Identify every line in the records below that contains the word "this", and copy each of those lines.
<<<<
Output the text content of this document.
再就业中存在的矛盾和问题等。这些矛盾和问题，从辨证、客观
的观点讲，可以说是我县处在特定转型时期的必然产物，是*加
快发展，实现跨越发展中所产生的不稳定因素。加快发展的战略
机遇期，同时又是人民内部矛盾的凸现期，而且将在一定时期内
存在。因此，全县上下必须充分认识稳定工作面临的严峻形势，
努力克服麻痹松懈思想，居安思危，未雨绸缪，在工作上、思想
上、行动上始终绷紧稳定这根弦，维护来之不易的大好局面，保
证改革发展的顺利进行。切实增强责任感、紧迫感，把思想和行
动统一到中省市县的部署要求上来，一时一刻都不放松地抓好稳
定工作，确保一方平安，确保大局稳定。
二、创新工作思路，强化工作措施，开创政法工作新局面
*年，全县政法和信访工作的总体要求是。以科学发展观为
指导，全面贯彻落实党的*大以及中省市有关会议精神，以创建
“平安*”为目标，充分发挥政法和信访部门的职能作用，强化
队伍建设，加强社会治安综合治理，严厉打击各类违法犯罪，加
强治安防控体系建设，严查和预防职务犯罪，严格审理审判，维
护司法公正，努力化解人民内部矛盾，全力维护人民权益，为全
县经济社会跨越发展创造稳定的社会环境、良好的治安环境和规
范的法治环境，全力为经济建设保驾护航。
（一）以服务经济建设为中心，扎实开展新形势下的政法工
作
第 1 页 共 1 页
>>>>
<<<<
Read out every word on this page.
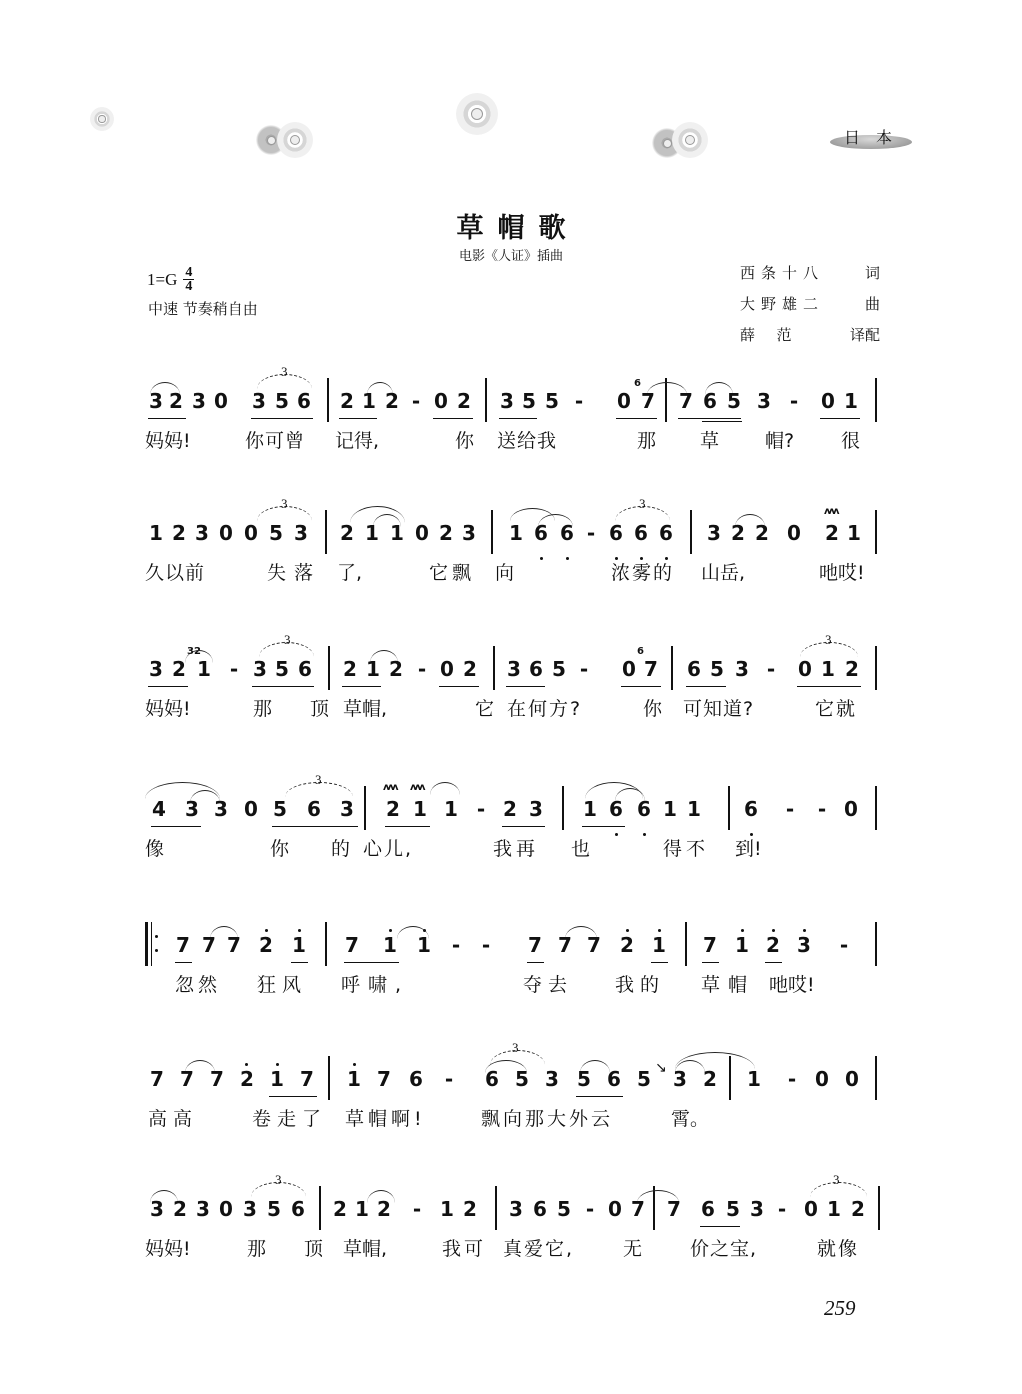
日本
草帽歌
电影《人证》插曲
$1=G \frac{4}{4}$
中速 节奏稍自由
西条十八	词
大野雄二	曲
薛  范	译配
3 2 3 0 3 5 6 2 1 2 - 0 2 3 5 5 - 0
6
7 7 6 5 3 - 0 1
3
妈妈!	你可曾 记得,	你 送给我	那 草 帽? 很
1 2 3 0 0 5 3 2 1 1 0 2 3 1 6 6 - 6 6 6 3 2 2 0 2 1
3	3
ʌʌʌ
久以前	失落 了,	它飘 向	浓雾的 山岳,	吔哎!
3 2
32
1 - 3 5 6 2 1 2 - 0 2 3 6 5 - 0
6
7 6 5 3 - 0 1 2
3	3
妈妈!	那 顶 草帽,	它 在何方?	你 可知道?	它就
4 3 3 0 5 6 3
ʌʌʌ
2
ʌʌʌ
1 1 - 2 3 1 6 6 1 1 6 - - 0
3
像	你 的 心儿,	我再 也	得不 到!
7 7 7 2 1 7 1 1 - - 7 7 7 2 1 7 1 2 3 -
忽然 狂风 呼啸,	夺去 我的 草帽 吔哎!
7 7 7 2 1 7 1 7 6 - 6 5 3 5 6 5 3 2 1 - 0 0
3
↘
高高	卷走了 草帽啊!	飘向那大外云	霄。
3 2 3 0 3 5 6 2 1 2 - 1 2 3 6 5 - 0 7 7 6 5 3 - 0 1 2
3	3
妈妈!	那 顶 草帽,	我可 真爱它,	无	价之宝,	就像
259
>>>>
◆ **Written response**
Output the text content of this document.
Read out every word on this page.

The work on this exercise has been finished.